▸ **DIRECTIONS FOR THIS TASK**:
Do these statements agree with the forum thread on removing glue from carbon arrows? For each, answer yes or no and quote the thread's deciding words.
(a) hoytbowhuntr502 soaked the arrow ends in lacquer thinner for about 20 minutes.
(b) boehntr says that with a wrap, a single damaged vane can be replaced without redoing the others.
(c) arrowshooters recommends soaking shafts in water.

▸ **TEXT EXCERPT**:
※ ※ ※

# Removing glue without removing carbon!??



## aread (Dec 25, 2009)

A couple of the adhesive companies make de-bonders. They work fairly well, but are expensive and messy.

I've also heard that a vegetable peeler will work, but I haven't been able to find the trick for that one.


----------



## edthearcher (Nov 2, 2002)

*glue*

I like acetone and paper towel


----------



## XxfirmanxX (Aug 15, 2009)

edthearcher said:


> I like acetone and paper towel


 X2 :thumbs_up


----------



## highteckrednek (Dec 11, 2009)

they make knives that are made to scrape off glue and not hurt the arrow


----------



## Rhody Hunter (Jul 14, 2008)

I just tried the potato peeler it works great , I also use acetone and towel


----------



## Virginian (Oct 8, 2009)

Acetone, paper towel & a straight edge razor-blade. It always worked for me. 

Good luck!


----------



## dwagoner (Sep 27, 2007)

stole the serrated bread knife out the set LOL curves are perfect for arrow shafts, looks like this one.........


----------



## hoytbowhuntr502 (Sep 22, 2009)

Thanks everybody...I have been experimenting and I've came up with a pretty good solution. After I stripped the old fletching off, I soaked the ends of the arrows in lacquer thinner for about 20 minutes. It seems to have worked pretty good. Shafts look almost new!


----------



## dwagoner (Sep 27, 2007)

be careful with soaking shafts vs just rubbing off with a rag soaked with the chemical your using.


----------



## fcee (Oct 9, 2009)

Zipstrip!


----------



## Dthbyhoyt (Dec 4, 2004)

fcee said:


> Zipstrip!


works great ...


----------



## SteveID (May 6, 2008)

fcee said:


> Zipstrip!


Best there is. Worth the $30.


----------



## Pdwight (Nov 26, 2009)

ovencleaner


----------



## bowgramp59 (Apr 12, 2007)

i use goo gone and 1 of those green scrub pads used for washing dishes. takes the glue off and cleans the arrow, wipe the shaft with alcohol before you fletch:thumbs_up


----------



## Smoke'UM (Aug 26, 2004)

Potato pealer for me haven't lost any carbon yet.


----------



## arrowshooters (Jun 5, 2006)

I have also been using a potato peeler for a number of years now. Best .99 cent tool in my box. I would be very careful soaking in anything, even water. Eventually it will work it's way into the carbon.


----------



## SandSquid (Sep 2, 2008)

"*never damage another arrow stripping again, for $1.00*"


----------



## boehntr (Nov 9, 2007)

Never thought about the potato peeler....but anyways I have learned to use a wrap on my arrows. It is so much easier to strip off and looks good when fletched accordingly. Down fall is, when you screw a vane up, you gotta re-fletch the whole darn thing.


----------



## jim p (Oct 29, 2003)

My buddy uses a very large metal file. He has been doing it for years and says that it will not cut the carbon if you take your time and keep the file flat.


----------



## jse28 (Mar 8, 2009)

*tater peeler*

I just tried it and it works awesome I couldnt believe it after all of the time Ive spent [email protected]#king around with razor blades. Glad i read this. Thanks fellers


----------



## viperarcher (Jul 6, 2007)

I have used a potato pealer for years works awsome!


----------

※ ※ ※

▸ **SUPPLIED INFORMATION**:
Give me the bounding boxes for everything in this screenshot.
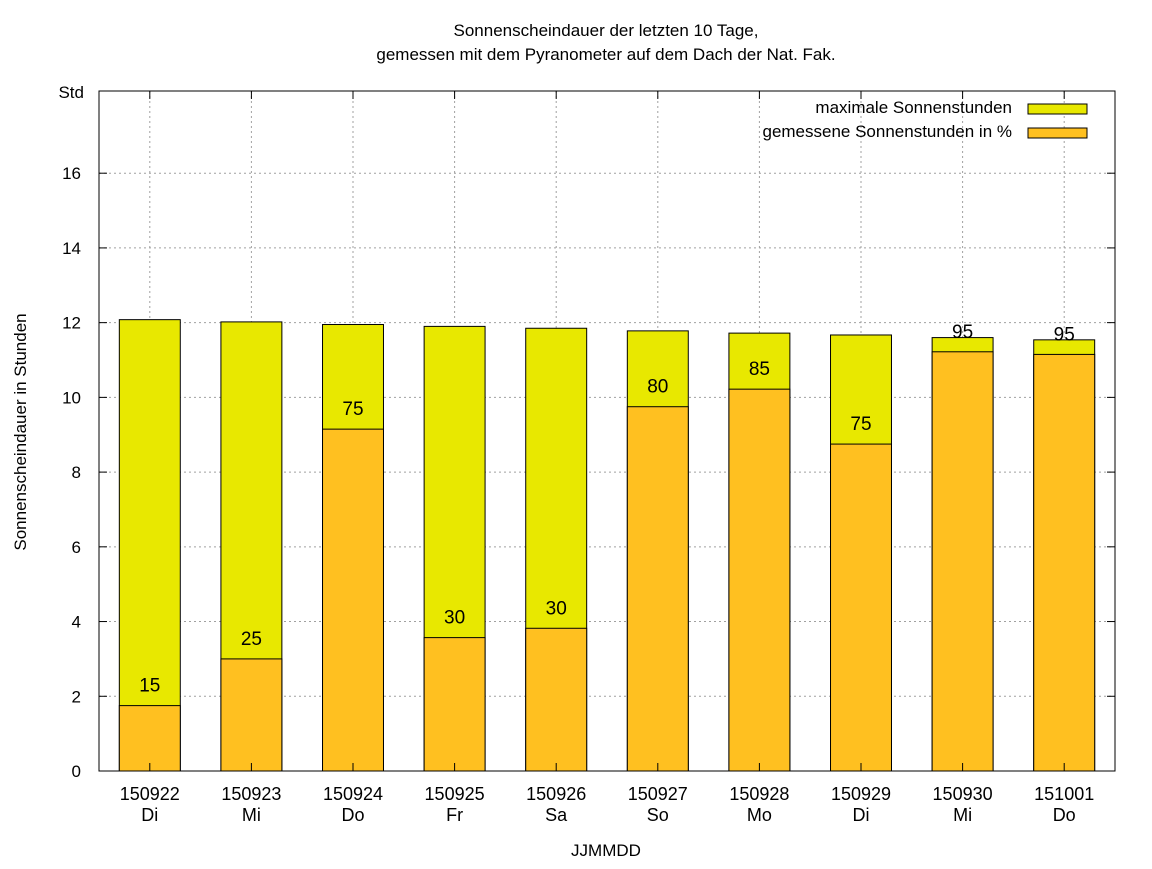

※ ※ ※

▸ **PROBLEM SOLUTION**:
(a) Yes: "I soaked the ends of the arrows in lacquer thinner for about 20 minutes."
(b) No: "when you screw a vane up, you gotta re-fletch the whole darn thing."
(c) No: "I would be very careful soaking in anything, even water."